What is asked: State the number of lines where "your" appears. Add nothing else.

Stored data

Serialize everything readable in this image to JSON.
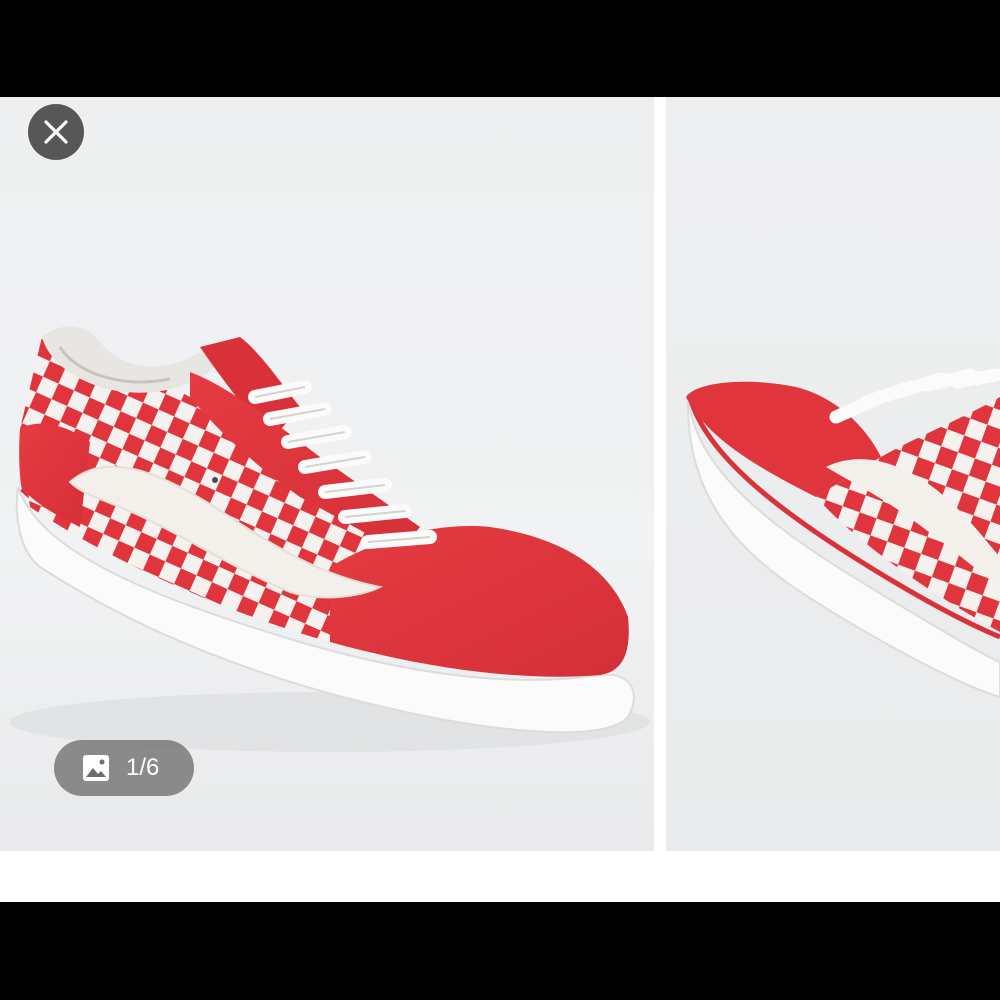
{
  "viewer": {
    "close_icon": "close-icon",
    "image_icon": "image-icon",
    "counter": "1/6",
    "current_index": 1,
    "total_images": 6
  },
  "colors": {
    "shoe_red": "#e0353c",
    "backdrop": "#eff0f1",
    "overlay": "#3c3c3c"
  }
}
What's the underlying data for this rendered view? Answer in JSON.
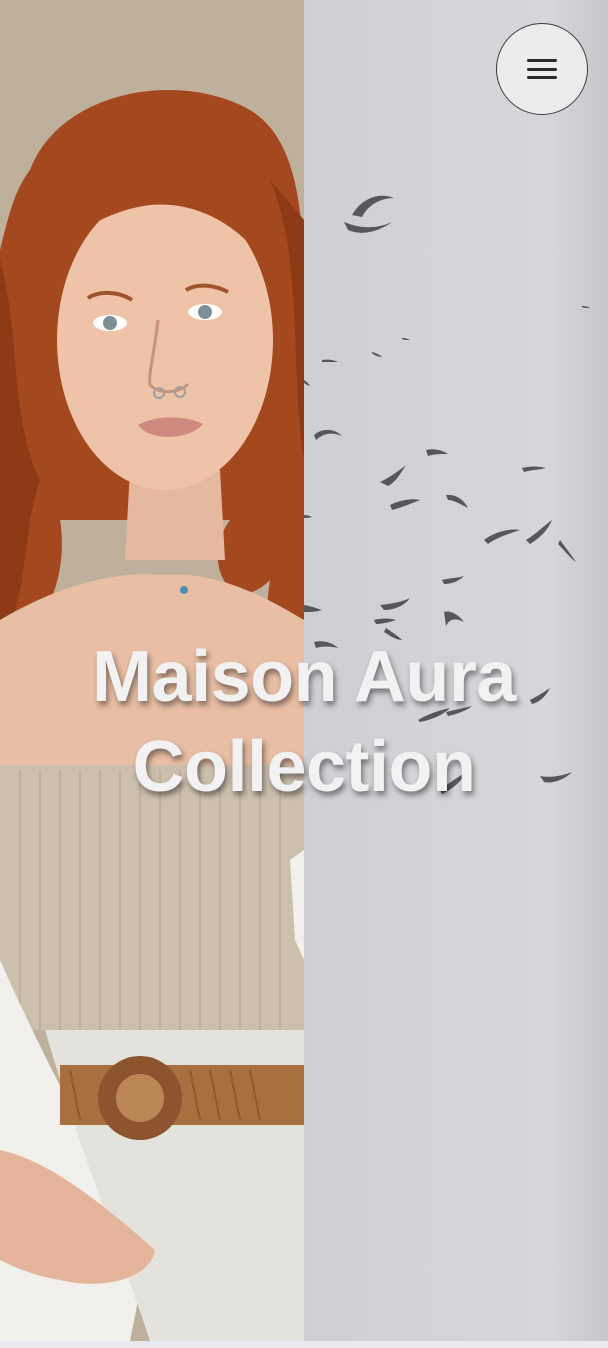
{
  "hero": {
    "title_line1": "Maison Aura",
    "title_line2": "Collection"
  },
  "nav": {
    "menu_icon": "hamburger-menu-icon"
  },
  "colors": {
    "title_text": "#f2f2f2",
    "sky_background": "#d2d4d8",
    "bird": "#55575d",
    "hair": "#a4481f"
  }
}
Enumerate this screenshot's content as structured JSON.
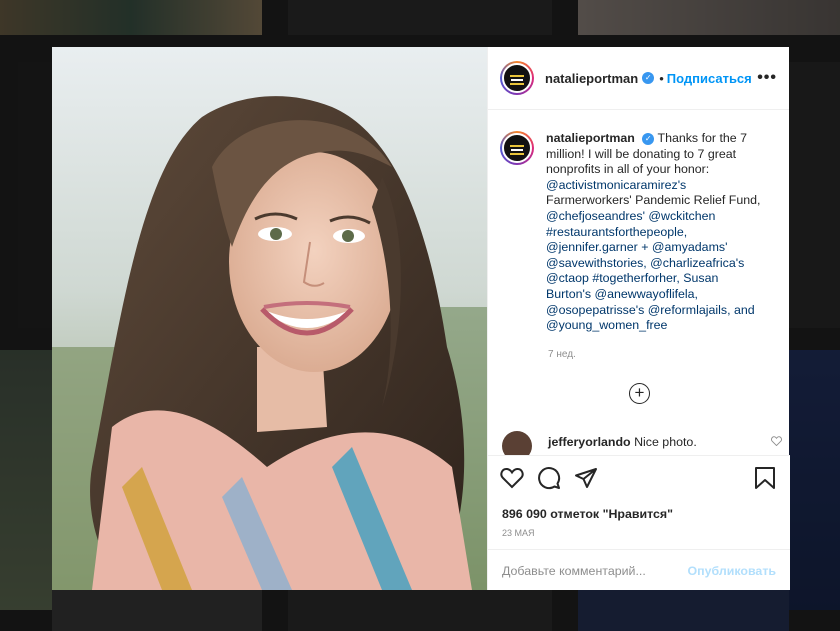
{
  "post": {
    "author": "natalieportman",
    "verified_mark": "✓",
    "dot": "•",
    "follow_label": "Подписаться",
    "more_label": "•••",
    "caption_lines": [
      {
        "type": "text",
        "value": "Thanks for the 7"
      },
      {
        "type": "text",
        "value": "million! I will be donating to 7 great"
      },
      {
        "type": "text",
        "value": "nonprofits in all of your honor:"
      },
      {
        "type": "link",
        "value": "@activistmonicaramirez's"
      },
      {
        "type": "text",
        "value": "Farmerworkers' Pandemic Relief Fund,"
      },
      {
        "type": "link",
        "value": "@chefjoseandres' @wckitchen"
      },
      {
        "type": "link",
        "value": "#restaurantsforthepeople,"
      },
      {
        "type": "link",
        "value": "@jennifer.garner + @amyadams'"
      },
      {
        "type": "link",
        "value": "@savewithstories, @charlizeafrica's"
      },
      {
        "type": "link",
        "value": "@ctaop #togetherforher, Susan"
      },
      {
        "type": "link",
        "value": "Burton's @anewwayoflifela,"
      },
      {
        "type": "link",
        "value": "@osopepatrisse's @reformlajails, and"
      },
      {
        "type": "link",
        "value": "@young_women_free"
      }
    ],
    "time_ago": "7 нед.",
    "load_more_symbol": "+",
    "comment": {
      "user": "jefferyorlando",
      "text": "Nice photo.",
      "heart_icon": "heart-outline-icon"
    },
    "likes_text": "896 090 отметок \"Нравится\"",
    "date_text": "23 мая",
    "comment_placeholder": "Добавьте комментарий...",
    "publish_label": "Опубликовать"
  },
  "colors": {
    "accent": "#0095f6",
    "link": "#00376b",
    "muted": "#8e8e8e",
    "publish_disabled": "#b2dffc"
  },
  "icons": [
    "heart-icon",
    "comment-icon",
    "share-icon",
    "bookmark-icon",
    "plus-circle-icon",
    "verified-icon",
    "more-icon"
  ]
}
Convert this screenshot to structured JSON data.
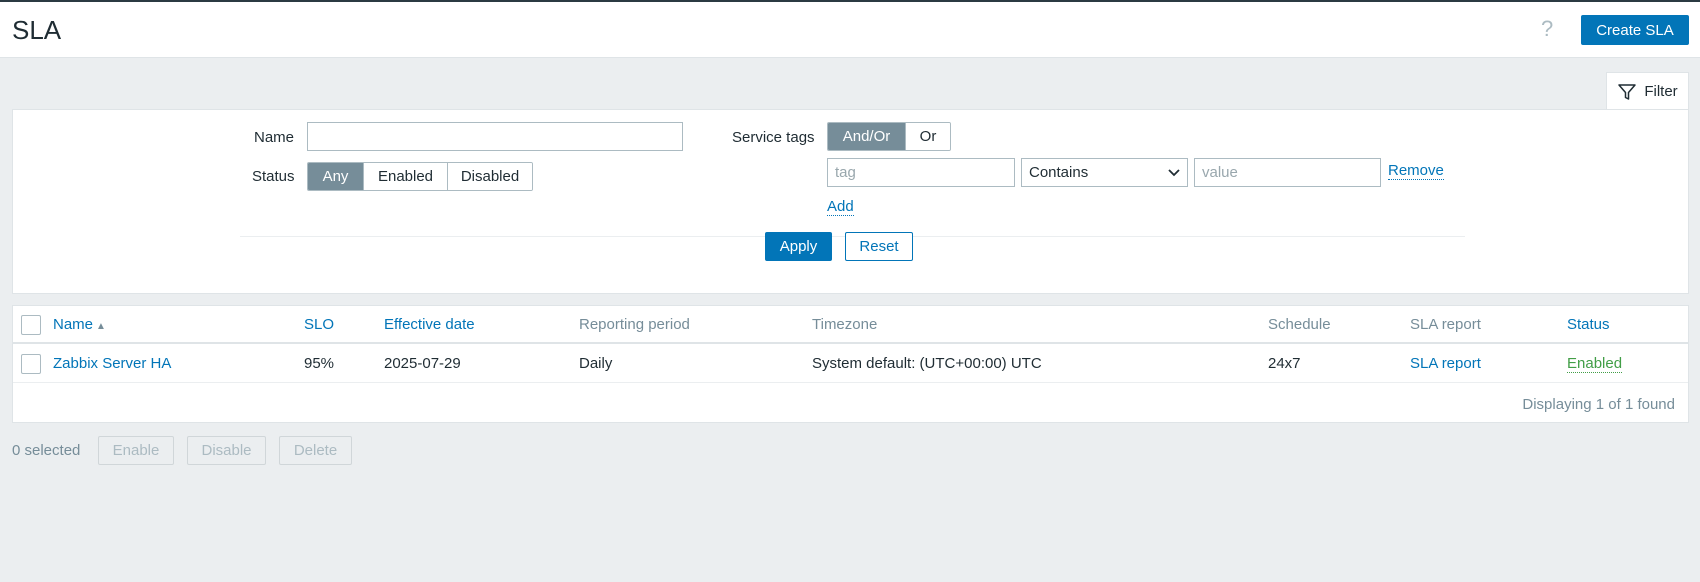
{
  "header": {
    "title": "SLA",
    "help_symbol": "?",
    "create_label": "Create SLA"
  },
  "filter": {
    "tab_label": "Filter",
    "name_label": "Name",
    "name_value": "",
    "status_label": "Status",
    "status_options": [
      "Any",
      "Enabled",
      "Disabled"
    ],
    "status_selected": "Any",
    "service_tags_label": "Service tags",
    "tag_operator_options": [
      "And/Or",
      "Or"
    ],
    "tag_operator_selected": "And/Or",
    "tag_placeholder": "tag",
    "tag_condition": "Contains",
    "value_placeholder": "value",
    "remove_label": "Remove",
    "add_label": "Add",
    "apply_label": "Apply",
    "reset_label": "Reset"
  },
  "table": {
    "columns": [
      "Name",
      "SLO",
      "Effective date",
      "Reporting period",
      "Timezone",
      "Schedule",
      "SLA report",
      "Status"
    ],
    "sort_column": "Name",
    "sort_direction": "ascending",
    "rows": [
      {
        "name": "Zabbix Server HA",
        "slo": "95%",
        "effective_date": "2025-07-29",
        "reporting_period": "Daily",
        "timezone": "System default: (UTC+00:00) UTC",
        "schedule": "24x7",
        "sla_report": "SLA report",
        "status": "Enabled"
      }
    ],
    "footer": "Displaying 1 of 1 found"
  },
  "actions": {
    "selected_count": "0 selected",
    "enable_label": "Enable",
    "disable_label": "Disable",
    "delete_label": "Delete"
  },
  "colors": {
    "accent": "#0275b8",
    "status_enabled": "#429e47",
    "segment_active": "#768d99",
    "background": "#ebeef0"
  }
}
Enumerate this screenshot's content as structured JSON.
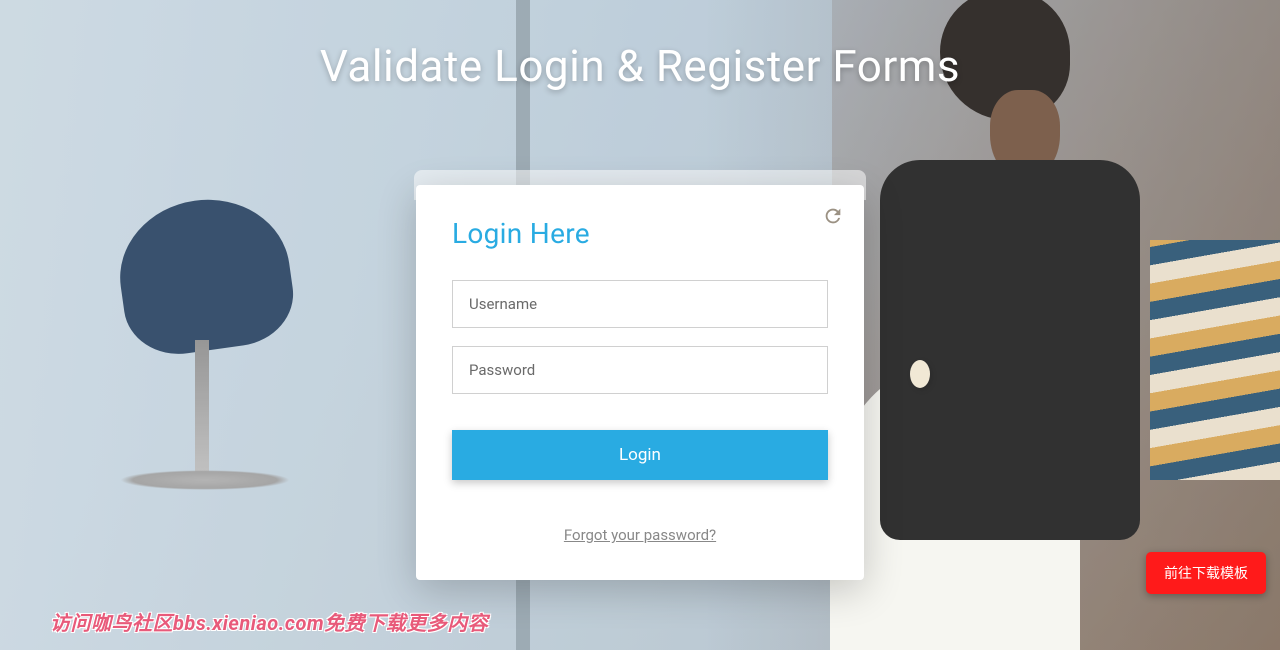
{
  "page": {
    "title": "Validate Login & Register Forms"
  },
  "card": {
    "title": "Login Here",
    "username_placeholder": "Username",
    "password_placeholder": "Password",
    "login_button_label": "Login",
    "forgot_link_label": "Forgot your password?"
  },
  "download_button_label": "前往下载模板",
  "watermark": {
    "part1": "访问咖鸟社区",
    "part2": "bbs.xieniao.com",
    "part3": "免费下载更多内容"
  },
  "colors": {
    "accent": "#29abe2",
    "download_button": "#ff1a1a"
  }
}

Problem solution: 2